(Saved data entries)
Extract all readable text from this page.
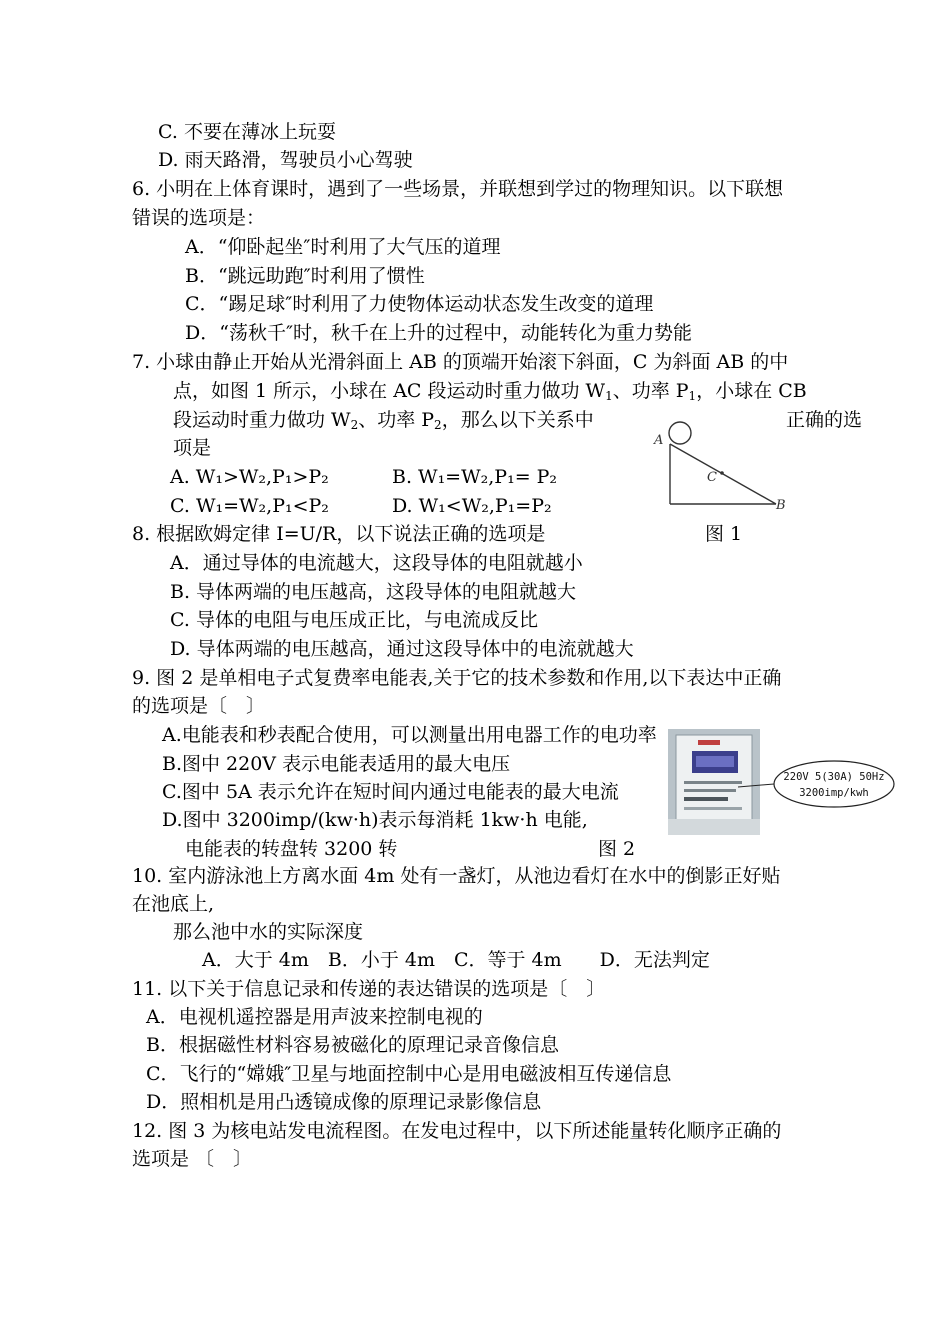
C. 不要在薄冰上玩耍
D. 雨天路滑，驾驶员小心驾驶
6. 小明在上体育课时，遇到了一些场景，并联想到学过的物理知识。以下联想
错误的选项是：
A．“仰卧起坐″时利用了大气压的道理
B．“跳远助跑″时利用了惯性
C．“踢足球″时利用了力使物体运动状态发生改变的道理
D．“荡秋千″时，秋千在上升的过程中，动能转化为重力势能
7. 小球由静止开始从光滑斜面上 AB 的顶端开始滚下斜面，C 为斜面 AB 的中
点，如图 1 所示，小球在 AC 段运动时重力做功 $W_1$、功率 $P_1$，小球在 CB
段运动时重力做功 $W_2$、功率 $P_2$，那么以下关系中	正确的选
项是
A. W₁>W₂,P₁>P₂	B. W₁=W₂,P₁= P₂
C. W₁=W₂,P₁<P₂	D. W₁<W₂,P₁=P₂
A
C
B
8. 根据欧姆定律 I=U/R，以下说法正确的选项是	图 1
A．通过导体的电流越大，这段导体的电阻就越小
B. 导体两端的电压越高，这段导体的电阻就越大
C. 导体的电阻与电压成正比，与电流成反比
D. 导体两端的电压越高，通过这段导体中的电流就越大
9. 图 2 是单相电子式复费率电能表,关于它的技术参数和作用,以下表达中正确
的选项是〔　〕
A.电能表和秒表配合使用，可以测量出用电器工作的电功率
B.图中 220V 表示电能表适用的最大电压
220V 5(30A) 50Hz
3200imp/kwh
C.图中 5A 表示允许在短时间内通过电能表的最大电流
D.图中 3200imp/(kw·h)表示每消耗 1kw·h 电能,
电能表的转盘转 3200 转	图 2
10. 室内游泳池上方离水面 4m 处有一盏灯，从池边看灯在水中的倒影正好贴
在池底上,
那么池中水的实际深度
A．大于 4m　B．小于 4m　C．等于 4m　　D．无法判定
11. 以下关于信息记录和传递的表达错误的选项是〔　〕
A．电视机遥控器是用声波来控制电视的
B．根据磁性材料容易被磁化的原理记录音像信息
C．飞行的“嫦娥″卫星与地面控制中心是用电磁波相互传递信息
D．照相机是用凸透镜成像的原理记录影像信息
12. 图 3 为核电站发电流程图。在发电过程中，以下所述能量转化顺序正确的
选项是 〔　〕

* * *

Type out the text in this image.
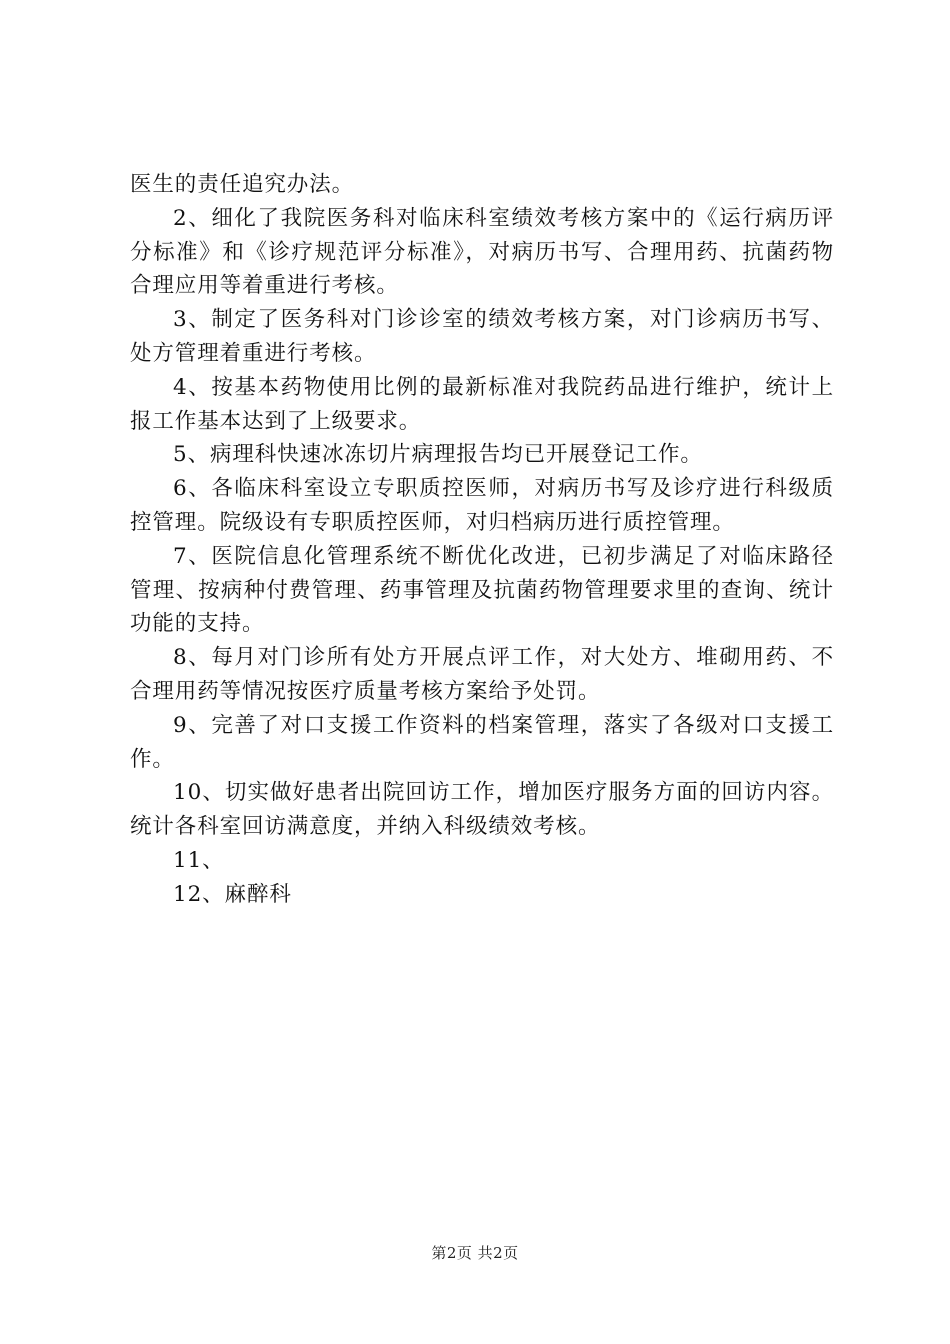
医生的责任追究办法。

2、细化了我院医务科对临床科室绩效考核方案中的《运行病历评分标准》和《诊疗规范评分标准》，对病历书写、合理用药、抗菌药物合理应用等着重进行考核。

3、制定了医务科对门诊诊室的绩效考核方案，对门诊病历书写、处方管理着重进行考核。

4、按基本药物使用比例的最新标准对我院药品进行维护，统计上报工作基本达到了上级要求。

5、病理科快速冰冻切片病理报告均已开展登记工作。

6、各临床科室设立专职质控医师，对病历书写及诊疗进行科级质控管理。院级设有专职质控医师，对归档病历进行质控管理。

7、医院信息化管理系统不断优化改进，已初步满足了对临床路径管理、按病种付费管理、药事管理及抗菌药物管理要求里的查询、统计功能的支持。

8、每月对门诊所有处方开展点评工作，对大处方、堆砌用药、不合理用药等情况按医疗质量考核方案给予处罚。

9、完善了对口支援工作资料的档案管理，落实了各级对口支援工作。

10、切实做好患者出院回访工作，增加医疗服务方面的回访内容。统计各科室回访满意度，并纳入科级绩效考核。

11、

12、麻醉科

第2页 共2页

==

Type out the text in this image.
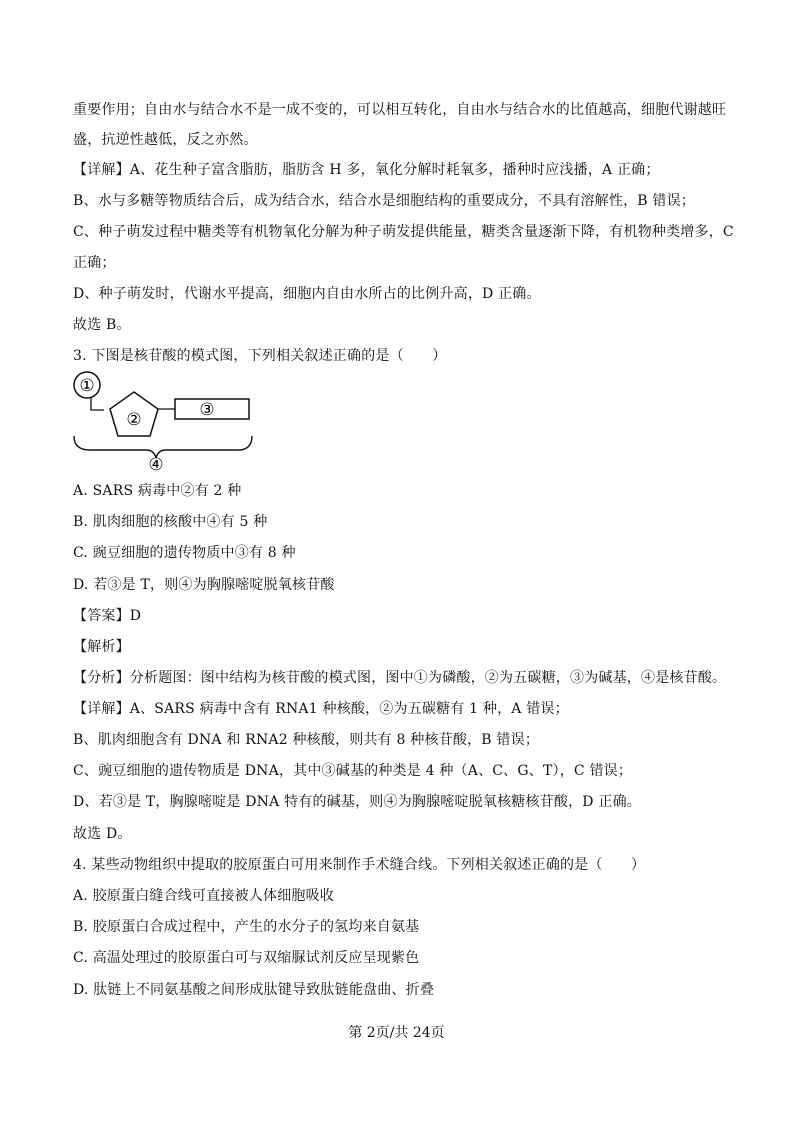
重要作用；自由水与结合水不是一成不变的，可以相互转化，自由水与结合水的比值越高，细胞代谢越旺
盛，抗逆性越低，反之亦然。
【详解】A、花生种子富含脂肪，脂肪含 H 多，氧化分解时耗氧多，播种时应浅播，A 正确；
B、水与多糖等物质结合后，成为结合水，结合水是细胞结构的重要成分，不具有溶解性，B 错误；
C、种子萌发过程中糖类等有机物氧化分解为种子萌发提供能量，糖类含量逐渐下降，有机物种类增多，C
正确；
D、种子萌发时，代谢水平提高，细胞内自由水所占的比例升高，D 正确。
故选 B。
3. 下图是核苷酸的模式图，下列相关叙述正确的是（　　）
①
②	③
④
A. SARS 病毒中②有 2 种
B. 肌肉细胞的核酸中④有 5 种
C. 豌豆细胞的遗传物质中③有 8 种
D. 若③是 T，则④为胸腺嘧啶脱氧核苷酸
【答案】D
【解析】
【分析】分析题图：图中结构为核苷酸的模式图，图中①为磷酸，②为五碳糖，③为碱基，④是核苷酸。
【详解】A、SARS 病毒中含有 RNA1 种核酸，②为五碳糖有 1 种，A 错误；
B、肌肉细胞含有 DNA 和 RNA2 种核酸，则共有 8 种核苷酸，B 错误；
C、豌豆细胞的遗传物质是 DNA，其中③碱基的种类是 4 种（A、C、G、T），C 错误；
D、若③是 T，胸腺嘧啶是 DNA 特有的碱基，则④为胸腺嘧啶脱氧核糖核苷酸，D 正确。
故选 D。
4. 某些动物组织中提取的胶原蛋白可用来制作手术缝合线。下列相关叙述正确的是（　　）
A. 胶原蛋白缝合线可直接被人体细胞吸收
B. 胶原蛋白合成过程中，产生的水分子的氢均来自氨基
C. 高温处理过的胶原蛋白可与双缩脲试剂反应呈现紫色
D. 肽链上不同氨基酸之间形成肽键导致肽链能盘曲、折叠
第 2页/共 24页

WRITTEN TASK: Take every line from the data above that holds "段运动时重力做功" and copy it out.

SOLUTION TO THE PROBLEM:
点，如图 1 所示，小球在 AC 段运动时重力做功 $W_1$、功率 $P_1$，小球在 CB
段运动时重力做功 $W_2$、功率 $P_2$，那么以下关系中	正确的选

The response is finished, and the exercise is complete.